DIRECTIONS FOR THIS TASK
All of the entries below need repeating exactly, apart from their images.

(Dataset listings of figures)
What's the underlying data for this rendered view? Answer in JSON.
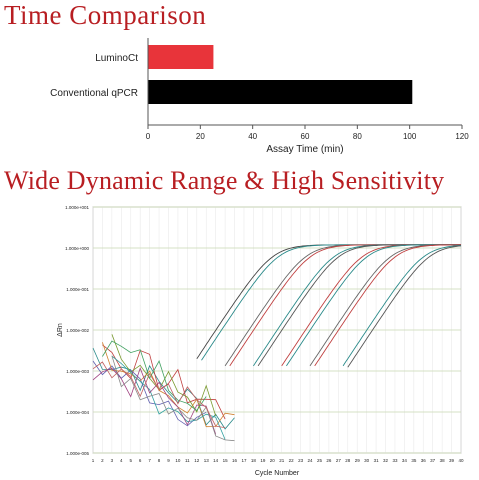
{
  "headings": {
    "time_comparison": "Time Comparison",
    "dynamic_range": "Wide Dynamic Range & High Sensitivity"
  },
  "colors": {
    "heading": "#b81e22",
    "luminoct_bar": "#e8343a",
    "qpcr_bar": "#000000"
  },
  "chart_data": [
    {
      "type": "bar",
      "orientation": "horizontal",
      "categories": [
        "LuminoCt",
        "Conventional qPCR"
      ],
      "values": [
        25,
        101
      ],
      "colors": [
        "#e8343a",
        "#000000"
      ],
      "xlabel": "Assay Time (min)",
      "xlim": [
        0,
        120
      ],
      "xticks": [
        0,
        20,
        40,
        60,
        80,
        100,
        120
      ],
      "grid": false
    },
    {
      "type": "line",
      "xlabel": "Cycle Number",
      "ylabel": "ΔRn",
      "yscale": "log",
      "ylim": [
        1e-05,
        10
      ],
      "xlim": [
        1,
        40
      ],
      "yticks": [
        "1.000e+001",
        "1.000e+000",
        "1.000e-001",
        "1.000e-002",
        "1.000e-003",
        "1.000e-004",
        "1.000e-005"
      ],
      "xticks": [
        1,
        2,
        3,
        4,
        5,
        6,
        7,
        8,
        9,
        10,
        11,
        12,
        13,
        14,
        15,
        16,
        17,
        18,
        19,
        20,
        21,
        22,
        23,
        24,
        25,
        26,
        27,
        28,
        29,
        30,
        31,
        32,
        33,
        34,
        35,
        36,
        37,
        38,
        39,
        40
      ],
      "grid": true,
      "plateau": 1.2,
      "baseline_cycles": [
        1,
        16
      ],
      "amplification_curves": [
        {
          "color": "#444444",
          "start_cycle": 12,
          "midpoint_cycle": 20
        },
        {
          "color": "#2a8a8a",
          "start_cycle": 12.5,
          "midpoint_cycle": 20.6
        },
        {
          "color": "#666666",
          "start_cycle": 15,
          "midpoint_cycle": 23.5
        },
        {
          "color": "#c04040",
          "start_cycle": 15.5,
          "midpoint_cycle": 24
        },
        {
          "color": "#2a8a8a",
          "start_cycle": 18,
          "midpoint_cycle": 26.5
        },
        {
          "color": "#555555",
          "start_cycle": 18.5,
          "midpoint_cycle": 27
        },
        {
          "color": "#c04040",
          "start_cycle": 21,
          "midpoint_cycle": 29.5
        },
        {
          "color": "#2a8a8a",
          "start_cycle": 21.5,
          "midpoint_cycle": 30
        },
        {
          "color": "#666666",
          "start_cycle": 24,
          "midpoint_cycle": 32.5
        },
        {
          "color": "#c04040",
          "start_cycle": 24.5,
          "midpoint_cycle": 33
        },
        {
          "color": "#2a8a8a",
          "start_cycle": 27.5,
          "midpoint_cycle": 36
        },
        {
          "color": "#555555",
          "start_cycle": 28,
          "midpoint_cycle": 36.6
        }
      ],
      "baseline_noise_colors": [
        "#2a8a8a",
        "#c04040",
        "#7a9a30",
        "#6060b0",
        "#d08030",
        "#30a0a0",
        "#a04080",
        "#40a060",
        "#888888",
        "#c06060"
      ]
    }
  ]
}
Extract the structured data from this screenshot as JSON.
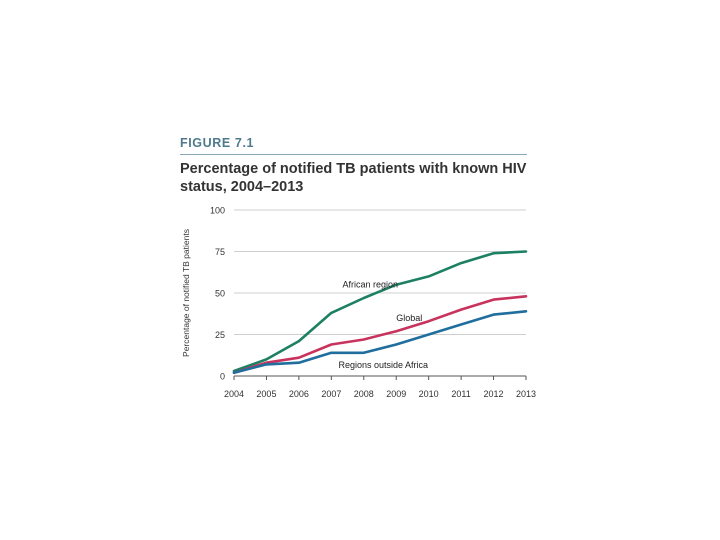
{
  "figure": {
    "label": "FIGURE 7.1",
    "title": "Percentage of notified TB patients with known HIV status, 2004–2013"
  },
  "chart_data": {
    "type": "line",
    "title": "Percentage of notified TB patients with known HIV status, 2004–2013",
    "xlabel": "",
    "ylabel": "Percentage of notified TB patients",
    "x": [
      2004,
      2005,
      2006,
      2007,
      2008,
      2009,
      2010,
      2011,
      2012,
      2013
    ],
    "yticks": [
      0,
      25,
      50,
      75,
      100
    ],
    "ylim": [
      0,
      100
    ],
    "grid": true,
    "series": [
      {
        "name": "African region",
        "color": "#1e8063",
        "values": [
          3,
          10,
          21,
          38,
          47,
          55,
          60,
          68,
          74,
          75
        ]
      },
      {
        "name": "Global",
        "color": "#c8335d",
        "values": [
          2,
          8,
          11,
          19,
          22,
          27,
          33,
          40,
          46,
          48
        ]
      },
      {
        "name": "Regions outside Africa",
        "color": "#206e9e",
        "values": [
          2,
          7,
          8,
          14,
          14,
          19,
          25,
          31,
          37,
          39
        ]
      }
    ]
  }
}
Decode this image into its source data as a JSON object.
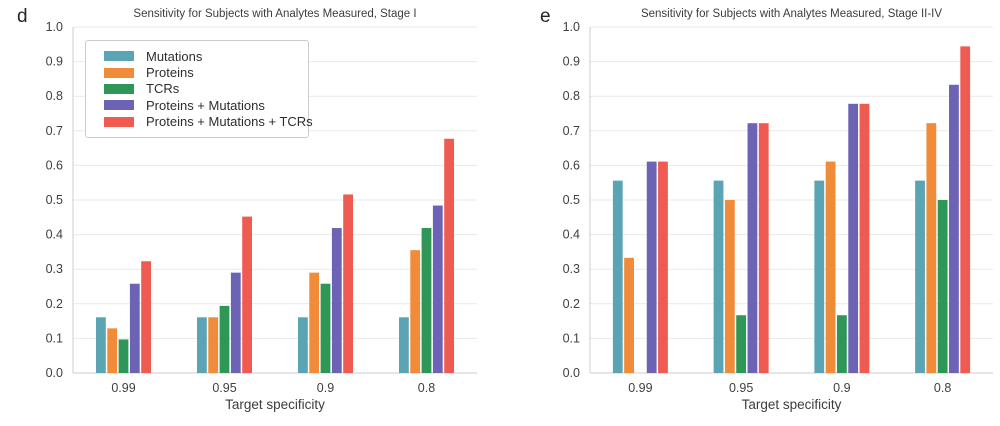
{
  "style": {
    "background": "#ffffff",
    "grid_color": "#e9e9e9",
    "spine_color": "#cccccc",
    "text_color": "#3d3d3d",
    "tick_color": "#404040",
    "panel_label_color": "#262626",
    "legend_border_color": "#cccccc",
    "palette": {
      "teal": "#5ba4b4",
      "orange": "#f08b39",
      "green": "#2e9758",
      "purple": "#6c63b4",
      "red": "#f05b51"
    }
  },
  "legend": {
    "position": "upper left",
    "items": [
      "Mutations",
      "Proteins",
      "TCRs",
      "Proteins + Mutations",
      "Proteins + Mutations + TCRs"
    ]
  },
  "chart_data": [
    {
      "type": "bar",
      "panel_label": "d",
      "title": "Sensitivity for Subjects with Analytes Measured, Stage I",
      "xlabel": "Target specificity",
      "ylabel": "",
      "ylim": [
        0.0,
        1.0
      ],
      "grid": true,
      "legend_visible": true,
      "y_ticks": [
        "0.0",
        "0.1",
        "0.2",
        "0.3",
        "0.4",
        "0.5",
        "0.6",
        "0.7",
        "0.8",
        "0.9",
        "1.0"
      ],
      "categories": [
        "0.99",
        "0.95",
        "0.9",
        "0.8"
      ],
      "series": [
        {
          "name": "Mutations",
          "color": "#5ba4b4",
          "values": [
            0.161,
            0.161,
            0.161,
            0.161
          ]
        },
        {
          "name": "Proteins",
          "color": "#f08b39",
          "values": [
            0.129,
            0.161,
            0.29,
            0.355
          ]
        },
        {
          "name": "TCRs",
          "color": "#2e9758",
          "values": [
            0.097,
            0.194,
            0.258,
            0.419
          ]
        },
        {
          "name": "Proteins + Mutations",
          "color": "#6c63b4",
          "values": [
            0.258,
            0.29,
            0.419,
            0.484
          ]
        },
        {
          "name": "Proteins + Mutations + TCRs",
          "color": "#f05b51",
          "values": [
            0.323,
            0.452,
            0.516,
            0.677
          ]
        }
      ]
    },
    {
      "type": "bar",
      "panel_label": "e",
      "title": "Sensitivity for Subjects with Analytes Measured, Stage II-IV",
      "xlabel": "Target specificity",
      "ylabel": "",
      "ylim": [
        0.0,
        1.0
      ],
      "grid": true,
      "legend_visible": false,
      "y_ticks": [
        "0.0",
        "0.1",
        "0.2",
        "0.3",
        "0.4",
        "0.5",
        "0.6",
        "0.7",
        "0.8",
        "0.9",
        "1.0"
      ],
      "categories": [
        "0.99",
        "0.95",
        "0.9",
        "0.8"
      ],
      "series": [
        {
          "name": "Mutations",
          "color": "#5ba4b4",
          "values": [
            0.556,
            0.556,
            0.556,
            0.556
          ]
        },
        {
          "name": "Proteins",
          "color": "#f08b39",
          "values": [
            0.333,
            0.5,
            0.611,
            0.722
          ]
        },
        {
          "name": "TCRs",
          "color": "#2e9758",
          "values": [
            0.0,
            0.167,
            0.167,
            0.5
          ]
        },
        {
          "name": "Proteins + Mutations",
          "color": "#6c63b4",
          "values": [
            0.611,
            0.722,
            0.778,
            0.833
          ]
        },
        {
          "name": "Proteins + Mutations + TCRs",
          "color": "#f05b51",
          "values": [
            0.611,
            0.722,
            0.778,
            0.944
          ]
        }
      ]
    }
  ]
}
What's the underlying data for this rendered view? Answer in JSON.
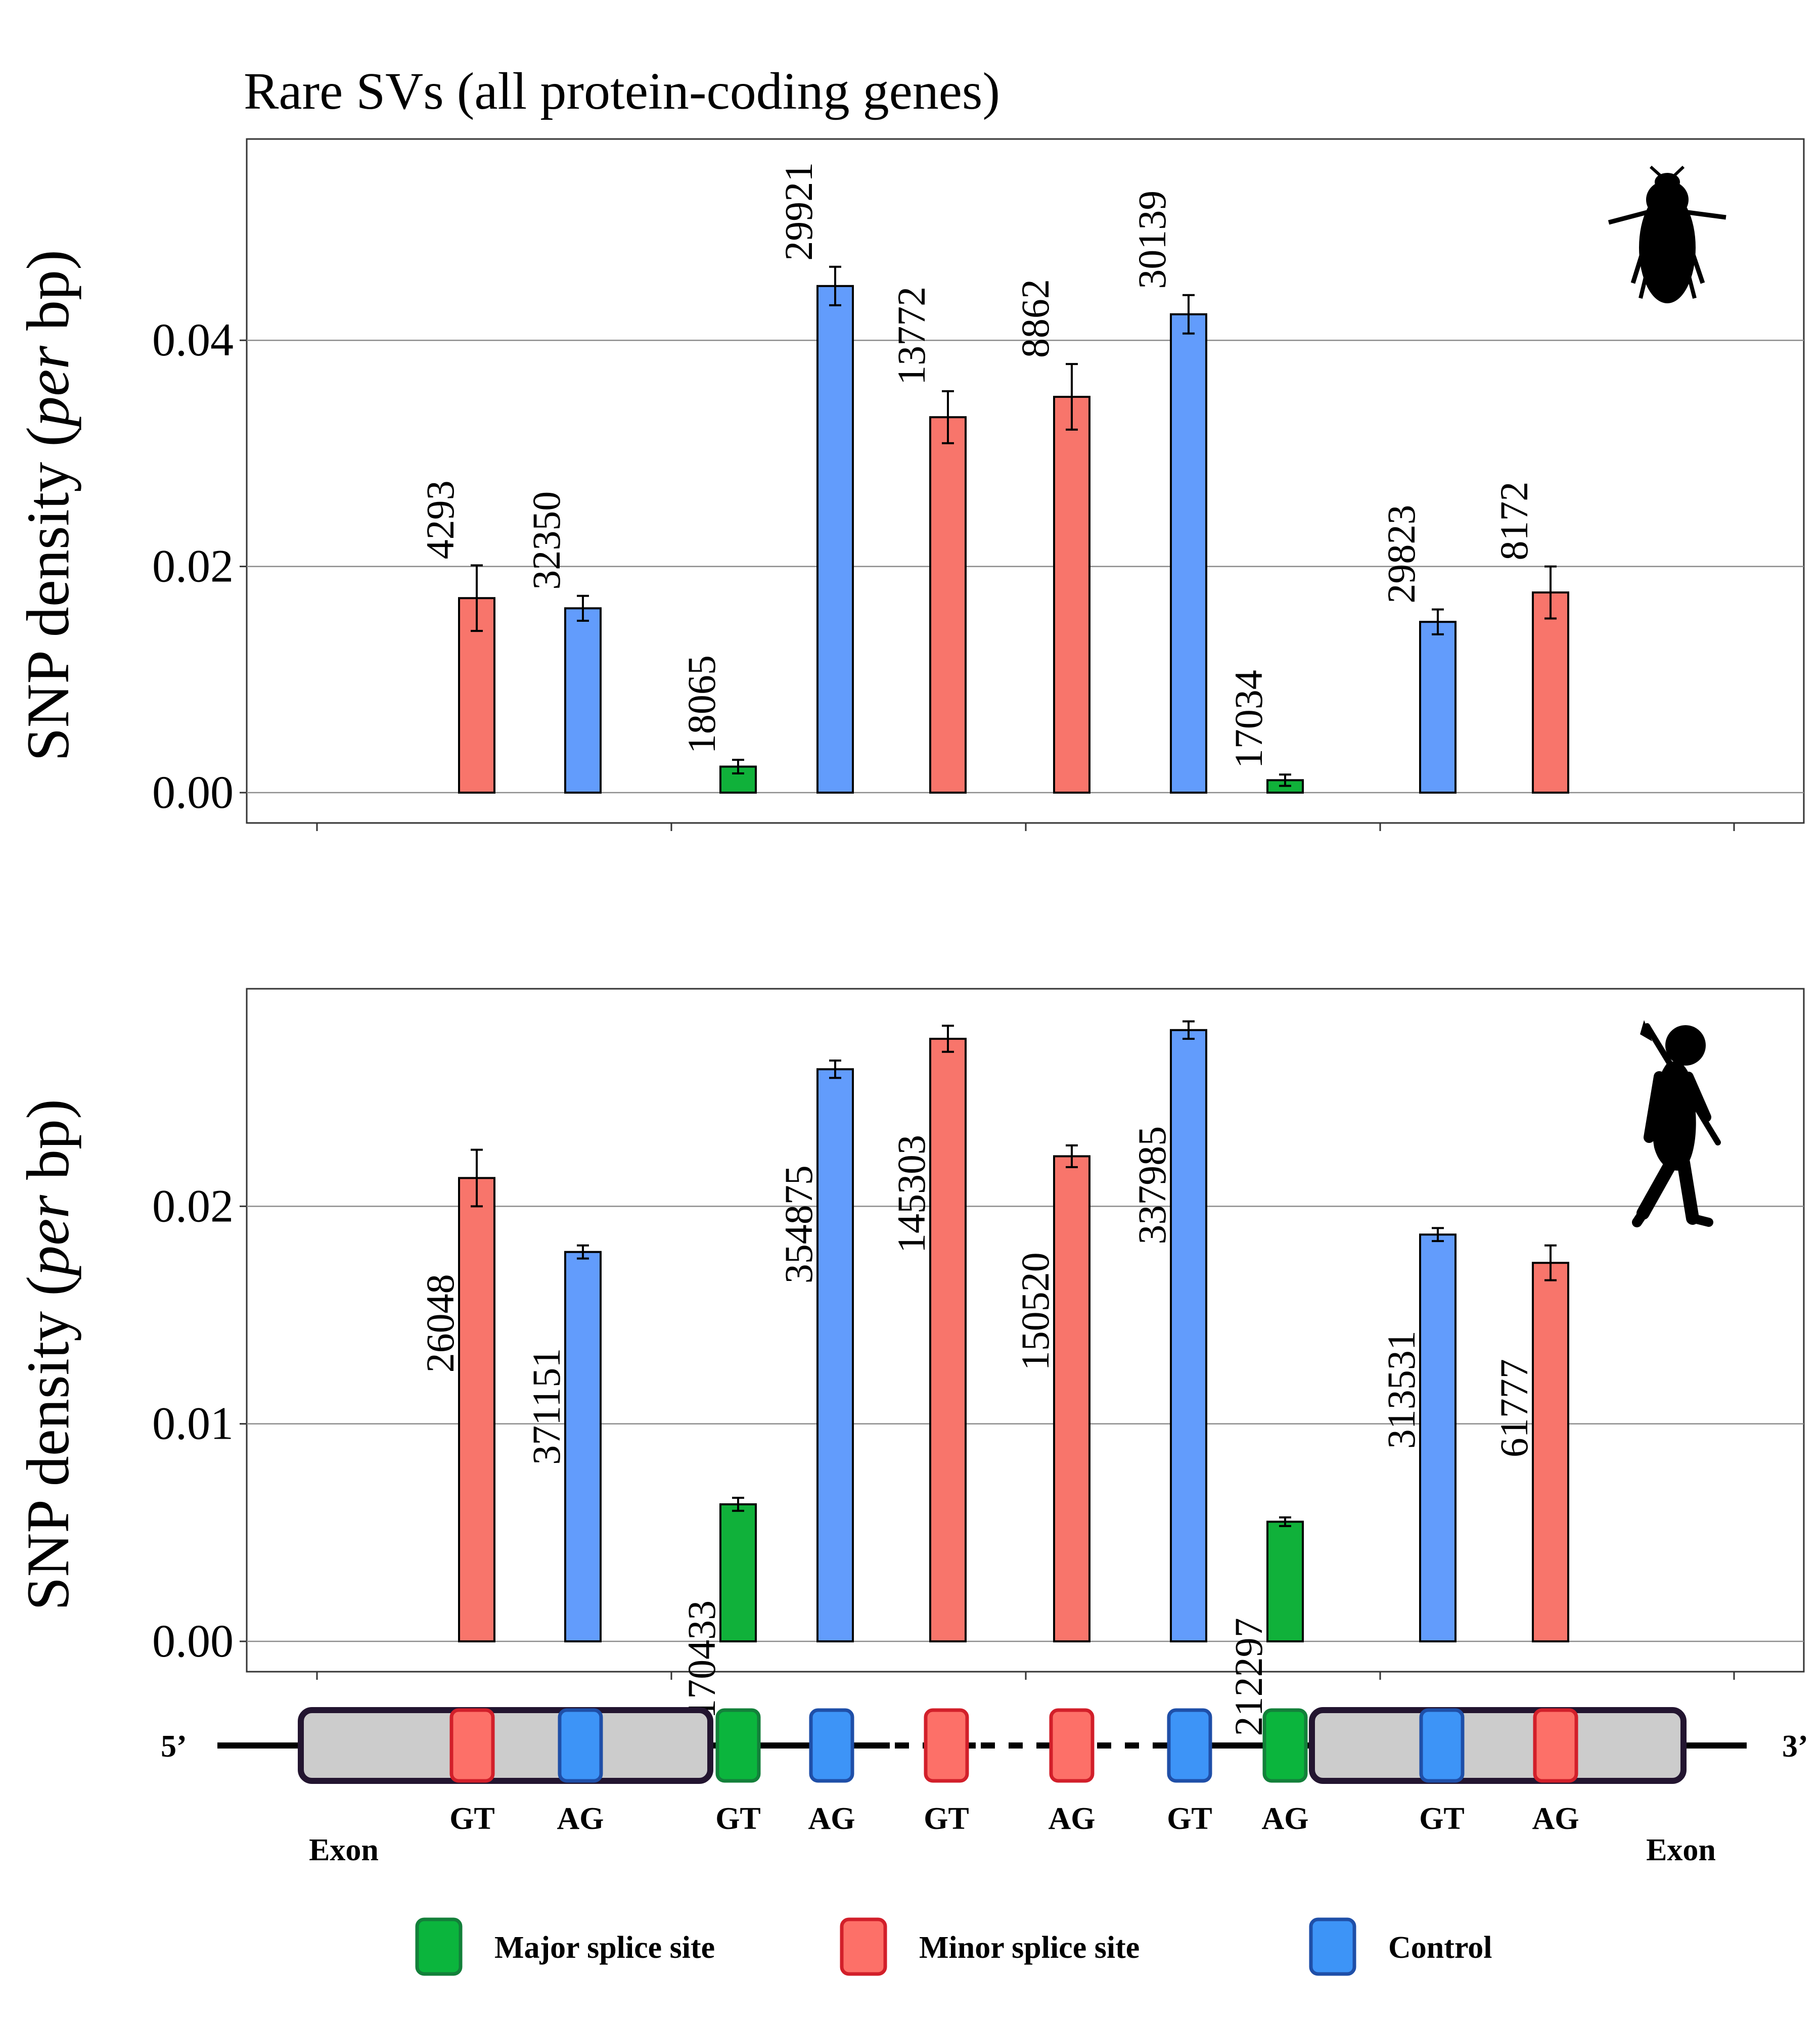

RESULT FOR THIS TASK
What's the underlying data for this rendered view? Answer in JSON.
{
  "headings": {
    "time_comparison": "Time Comparison",
    "dynamic_range": "Wide Dynamic Range & High Sensitivity"
  },
  "colors": {
    "heading": "#b81e22",
    "luminoct_bar": "#e8343a",
    "qpcr_bar": "#000000"
  },
  "chart_data": [
    {
      "type": "bar",
      "orientation": "horizontal",
      "categories": [
        "LuminoCt",
        "Conventional qPCR"
      ],
      "values": [
        25,
        101
      ],
      "colors": [
        "#e8343a",
        "#000000"
      ],
      "xlabel": "Assay Time (min)",
      "xlim": [
        0,
        120
      ],
      "xticks": [
        0,
        20,
        40,
        60,
        80,
        100,
        120
      ],
      "grid": false
    },
    {
      "type": "line",
      "xlabel": "Cycle Number",
      "ylabel": "ΔRn",
      "yscale": "log",
      "ylim": [
        1e-05,
        10
      ],
      "xlim": [
        1,
        40
      ],
      "yticks": [
        "1.000e+001",
        "1.000e+000",
        "1.000e-001",
        "1.000e-002",
        "1.000e-003",
        "1.000e-004",
        "1.000e-005"
      ],
      "xticks": [
        1,
        2,
        3,
        4,
        5,
        6,
        7,
        8,
        9,
        10,
        11,
        12,
        13,
        14,
        15,
        16,
        17,
        18,
        19,
        20,
        21,
        22,
        23,
        24,
        25,
        26,
        27,
        28,
        29,
        30,
        31,
        32,
        33,
        34,
        35,
        36,
        37,
        38,
        39,
        40
      ],
      "grid": true,
      "plateau": 1.2,
      "baseline_cycles": [
        1,
        16
      ],
      "amplification_curves": [
        {
          "color": "#444444",
          "start_cycle": 12,
          "midpoint_cycle": 20
        },
        {
          "color": "#2a8a8a",
          "start_cycle": 12.5,
          "midpoint_cycle": 20.6
        },
        {
          "color": "#666666",
          "start_cycle": 15,
          "midpoint_cycle": 23.5
        },
        {
          "color": "#c04040",
          "start_cycle": 15.5,
          "midpoint_cycle": 24
        },
        {
          "color": "#2a8a8a",
          "start_cycle": 18,
          "midpoint_cycle": 26.5
        },
        {
          "color": "#555555",
          "start_cycle": 18.5,
          "midpoint_cycle": 27
        },
        {
          "color": "#c04040",
          "start_cycle": 21,
          "midpoint_cycle": 29.5
        },
        {
          "color": "#2a8a8a",
          "start_cycle": 21.5,
          "midpoint_cycle": 30
        },
        {
          "color": "#666666",
          "start_cycle": 24,
          "midpoint_cycle": 32.5
        },
        {
          "color": "#c04040",
          "start_cycle": 24.5,
          "midpoint_cycle": 33
        },
        {
          "color": "#2a8a8a",
          "start_cycle": 27.5,
          "midpoint_cycle": 36
        },
        {
          "color": "#555555",
          "start_cycle": 28,
          "midpoint_cycle": 36.6
        }
      ],
      "baseline_noise_colors": [
        "#2a8a8a",
        "#c04040",
        "#7a9a30",
        "#6060b0",
        "#d08030",
        "#30a0a0",
        "#a04080",
        "#40a060",
        "#888888",
        "#c06060"
      ]
    }
  ]
}
Extract the structured data from this screenshot as JSON.
{
  "figure": {
    "label": "FIGURE 7.1",
    "title": "Percentage of notified TB patients with known HIV status, 2004–2013"
  },
  "chart_data": {
    "type": "line",
    "title": "Percentage of notified TB patients with known HIV status, 2004–2013",
    "xlabel": "",
    "ylabel": "Percentage of notified TB patients",
    "x": [
      2004,
      2005,
      2006,
      2007,
      2008,
      2009,
      2010,
      2011,
      2012,
      2013
    ],
    "yticks": [
      0,
      25,
      50,
      75,
      100
    ],
    "ylim": [
      0,
      100
    ],
    "grid": true,
    "series": [
      {
        "name": "African region",
        "color": "#1e8063",
        "values": [
          3,
          10,
          21,
          38,
          47,
          55,
          60,
          68,
          74,
          75
        ]
      },
      {
        "name": "Global",
        "color": "#c8335d",
        "values": [
          2,
          8,
          11,
          19,
          22,
          27,
          33,
          40,
          46,
          48
        ]
      },
      {
        "name": "Regions outside Africa",
        "color": "#206e9e",
        "values": [
          2,
          7,
          8,
          14,
          14,
          19,
          25,
          31,
          37,
          39
        ]
      }
    ]
  }
}
Decode this image into its source data as a JSON object.
{
  "style": {
    "background": "#ffffff",
    "grid_color": "#e9e9e9",
    "spine_color": "#cccccc",
    "text_color": "#3d3d3d",
    "tick_color": "#404040",
    "panel_label_color": "#262626",
    "legend_border_color": "#cccccc",
    "palette": {
      "teal": "#5ba4b4",
      "orange": "#f08b39",
      "green": "#2e9758",
      "purple": "#6c63b4",
      "red": "#f05b51"
    }
  },
  "legend": {
    "position": "upper left",
    "items": [
      "Mutations",
      "Proteins",
      "TCRs",
      "Proteins + Mutations",
      "Proteins + Mutations + TCRs"
    ]
  },
  "chart_data": [
    {
      "type": "bar",
      "panel_label": "d",
      "title": "Sensitivity for Subjects with Analytes Measured, Stage I",
      "xlabel": "Target specificity",
      "ylabel": "",
      "ylim": [
        0.0,
        1.0
      ],
      "grid": true,
      "legend_visible": true,
      "y_ticks": [
        "0.0",
        "0.1",
        "0.2",
        "0.3",
        "0.4",
        "0.5",
        "0.6",
        "0.7",
        "0.8",
        "0.9",
        "1.0"
      ],
      "categories": [
        "0.99",
        "0.95",
        "0.9",
        "0.8"
      ],
      "series": [
        {
          "name": "Mutations",
          "color": "#5ba4b4",
          "values": [
            0.161,
            0.161,
            0.161,
            0.161
          ]
        },
        {
          "name": "Proteins",
          "color": "#f08b39",
          "values": [
            0.129,
            0.161,
            0.29,
            0.355
          ]
        },
        {
          "name": "TCRs",
          "color": "#2e9758",
          "values": [
            0.097,
            0.194,
            0.258,
            0.419
          ]
        },
        {
          "name": "Proteins + Mutations",
          "color": "#6c63b4",
          "values": [
            0.258,
            0.29,
            0.419,
            0.484
          ]
        },
        {
          "name": "Proteins + Mutations + TCRs",
          "color": "#f05b51",
          "values": [
            0.323,
            0.452,
            0.516,
            0.677
          ]
        }
      ]
    },
    {
      "type": "bar",
      "panel_label": "e",
      "title": "Sensitivity for Subjects with Analytes Measured, Stage II-IV",
      "xlabel": "Target specificity",
      "ylabel": "",
      "ylim": [
        0.0,
        1.0
      ],
      "grid": true,
      "legend_visible": false,
      "y_ticks": [
        "0.0",
        "0.1",
        "0.2",
        "0.3",
        "0.4",
        "0.5",
        "0.6",
        "0.7",
        "0.8",
        "0.9",
        "1.0"
      ],
      "categories": [
        "0.99",
        "0.95",
        "0.9",
        "0.8"
      ],
      "series": [
        {
          "name": "Mutations",
          "color": "#5ba4b4",
          "values": [
            0.556,
            0.556,
            0.556,
            0.556
          ]
        },
        {
          "name": "Proteins",
          "color": "#f08b39",
          "values": [
            0.333,
            0.5,
            0.611,
            0.722
          ]
        },
        {
          "name": "TCRs",
          "color": "#2e9758",
          "values": [
            0.0,
            0.167,
            0.167,
            0.5
          ]
        },
        {
          "name": "Proteins + Mutations",
          "color": "#6c63b4",
          "values": [
            0.611,
            0.722,
            0.778,
            0.833
          ]
        },
        {
          "name": "Proteins + Mutations + TCRs",
          "color": "#f05b51",
          "values": [
            0.611,
            0.722,
            0.778,
            0.944
          ]
        }
      ]
    }
  ]
}
What's the underlying data for this rendered view? Answer in JSON.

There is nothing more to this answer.